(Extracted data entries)
BEGIN

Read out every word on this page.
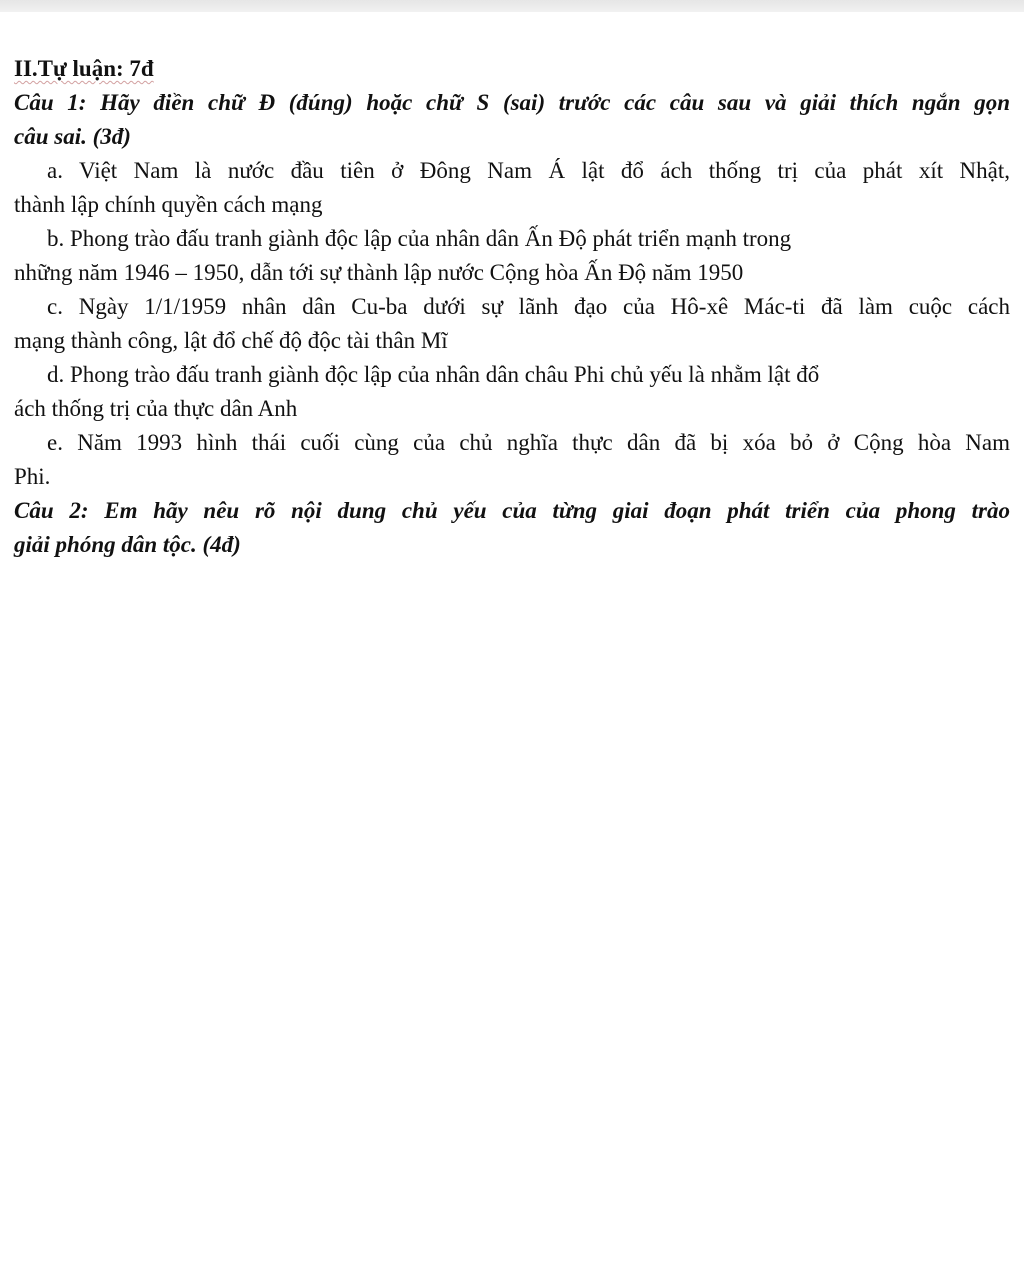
II.Tự luận: 7đ
Câu 1: Hãy điền chữ Đ (đúng) hoặc chữ S (sai) trước các câu sau và giải thích ngắn gọn
câu sai. (3đ)
a. Việt Nam là nước đầu tiên ở Đông Nam Á lật đổ ách thống trị của phát xít Nhật,
thành lập chính quyền cách mạng
b. Phong trào đấu tranh giành độc lập của nhân dân Ấn Độ phát triển mạnh trong
những năm 1946 – 1950, dẫn tới sự thành lập nước Cộng hòa Ấn Độ năm 1950
c. Ngày 1/1/1959 nhân dân Cu-ba dưới sự lãnh đạo của Hô-xê Mác-ti đã làm cuộc cách
mạng thành công, lật đổ chế độ độc tài thân Mĩ
d. Phong trào đấu tranh giành độc lập của nhân dân châu Phi chủ yếu là nhằm lật đổ
ách thống trị của thực dân Anh
e. Năm 1993 hình thái cuối cùng của chủ nghĩa thực dân đã bị xóa bỏ ở Cộng hòa Nam
Phi.
Câu 2: Em hãy nêu rõ nội dung chủ yếu của từng giai đoạn phát triển của phong trào
giải phóng dân tộc. (4đ)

END

# What the exercise asks
Gather each line holding the string "trào".

# Finished exercise
b. Phong trào đấu tranh giành độc lập của nhân dân Ấn Độ phát triển mạnh trong
d. Phong trào đấu tranh giành độc lập của nhân dân châu Phi chủ yếu là nhằm lật đổ
Câu 2: Em hãy nêu rõ nội dung chủ yếu của từng giai đoạn phát triển của phong trào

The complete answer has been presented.